• What to work on
Search the data for the string "февраля" and gather each line it is in.

##### Entries provided

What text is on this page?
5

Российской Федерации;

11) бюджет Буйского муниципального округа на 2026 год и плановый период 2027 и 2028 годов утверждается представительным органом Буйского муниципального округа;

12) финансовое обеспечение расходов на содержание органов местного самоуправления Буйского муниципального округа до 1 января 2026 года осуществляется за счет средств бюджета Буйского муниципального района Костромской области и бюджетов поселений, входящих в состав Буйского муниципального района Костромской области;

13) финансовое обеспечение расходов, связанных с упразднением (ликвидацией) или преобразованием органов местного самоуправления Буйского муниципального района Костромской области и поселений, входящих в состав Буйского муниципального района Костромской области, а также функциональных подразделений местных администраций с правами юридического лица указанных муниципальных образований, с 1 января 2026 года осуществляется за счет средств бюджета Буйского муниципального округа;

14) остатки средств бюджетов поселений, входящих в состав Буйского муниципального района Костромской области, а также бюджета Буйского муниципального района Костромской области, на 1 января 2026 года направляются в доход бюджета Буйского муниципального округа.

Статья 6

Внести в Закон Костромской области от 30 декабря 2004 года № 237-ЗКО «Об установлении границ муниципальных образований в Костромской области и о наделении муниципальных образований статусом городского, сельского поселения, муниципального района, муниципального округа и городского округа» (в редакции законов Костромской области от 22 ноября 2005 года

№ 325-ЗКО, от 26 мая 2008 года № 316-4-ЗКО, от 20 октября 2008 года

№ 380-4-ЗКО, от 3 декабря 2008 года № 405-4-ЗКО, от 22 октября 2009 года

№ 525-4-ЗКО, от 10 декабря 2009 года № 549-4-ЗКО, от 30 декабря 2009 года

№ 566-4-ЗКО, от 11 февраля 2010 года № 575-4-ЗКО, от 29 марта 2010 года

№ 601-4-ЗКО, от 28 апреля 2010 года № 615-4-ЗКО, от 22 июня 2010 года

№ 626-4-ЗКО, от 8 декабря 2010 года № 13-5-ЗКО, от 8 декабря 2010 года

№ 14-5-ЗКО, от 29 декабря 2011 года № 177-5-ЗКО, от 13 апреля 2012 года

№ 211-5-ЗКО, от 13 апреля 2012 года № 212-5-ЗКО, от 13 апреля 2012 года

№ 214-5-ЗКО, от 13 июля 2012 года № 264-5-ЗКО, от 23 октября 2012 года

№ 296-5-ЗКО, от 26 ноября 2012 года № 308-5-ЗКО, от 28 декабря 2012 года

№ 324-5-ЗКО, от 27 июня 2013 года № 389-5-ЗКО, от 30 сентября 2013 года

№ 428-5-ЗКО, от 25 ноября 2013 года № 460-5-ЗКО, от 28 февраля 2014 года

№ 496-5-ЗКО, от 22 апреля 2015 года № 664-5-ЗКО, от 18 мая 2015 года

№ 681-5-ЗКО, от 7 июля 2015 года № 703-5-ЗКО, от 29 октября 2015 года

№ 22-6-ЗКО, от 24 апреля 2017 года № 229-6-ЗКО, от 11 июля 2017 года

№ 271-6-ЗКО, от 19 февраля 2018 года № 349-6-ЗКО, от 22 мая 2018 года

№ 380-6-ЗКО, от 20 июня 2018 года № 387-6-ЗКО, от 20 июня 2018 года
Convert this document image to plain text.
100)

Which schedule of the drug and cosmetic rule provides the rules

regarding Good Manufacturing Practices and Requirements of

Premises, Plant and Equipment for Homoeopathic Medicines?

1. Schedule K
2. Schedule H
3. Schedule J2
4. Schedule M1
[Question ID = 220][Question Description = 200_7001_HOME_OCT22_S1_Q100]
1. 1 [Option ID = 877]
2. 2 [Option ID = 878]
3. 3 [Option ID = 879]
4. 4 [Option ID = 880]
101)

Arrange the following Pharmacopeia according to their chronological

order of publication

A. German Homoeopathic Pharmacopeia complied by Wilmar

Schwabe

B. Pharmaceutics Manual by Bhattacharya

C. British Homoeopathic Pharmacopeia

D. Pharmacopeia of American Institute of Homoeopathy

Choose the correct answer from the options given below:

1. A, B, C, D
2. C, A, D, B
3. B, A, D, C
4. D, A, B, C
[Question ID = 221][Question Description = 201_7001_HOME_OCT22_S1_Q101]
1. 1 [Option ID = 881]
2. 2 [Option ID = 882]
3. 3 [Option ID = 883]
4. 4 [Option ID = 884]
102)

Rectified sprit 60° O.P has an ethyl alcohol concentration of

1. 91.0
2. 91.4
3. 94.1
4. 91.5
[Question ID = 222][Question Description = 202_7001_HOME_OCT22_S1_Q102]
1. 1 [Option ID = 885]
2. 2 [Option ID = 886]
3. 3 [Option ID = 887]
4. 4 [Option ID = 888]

##########

• The reply
№ 566-4-ЗКО, от 11 февраля 2010 года № 575-4-ЗКО, от 29 марта 2010 года
№ 428-5-ЗКО, от 25 ноября 2013 года № 460-5-ЗКО, от 28 февраля 2014 года
№ 271-6-ЗКО, от 19 февраля 2018 года № 349-6-ЗКО, от 22 мая 2018 года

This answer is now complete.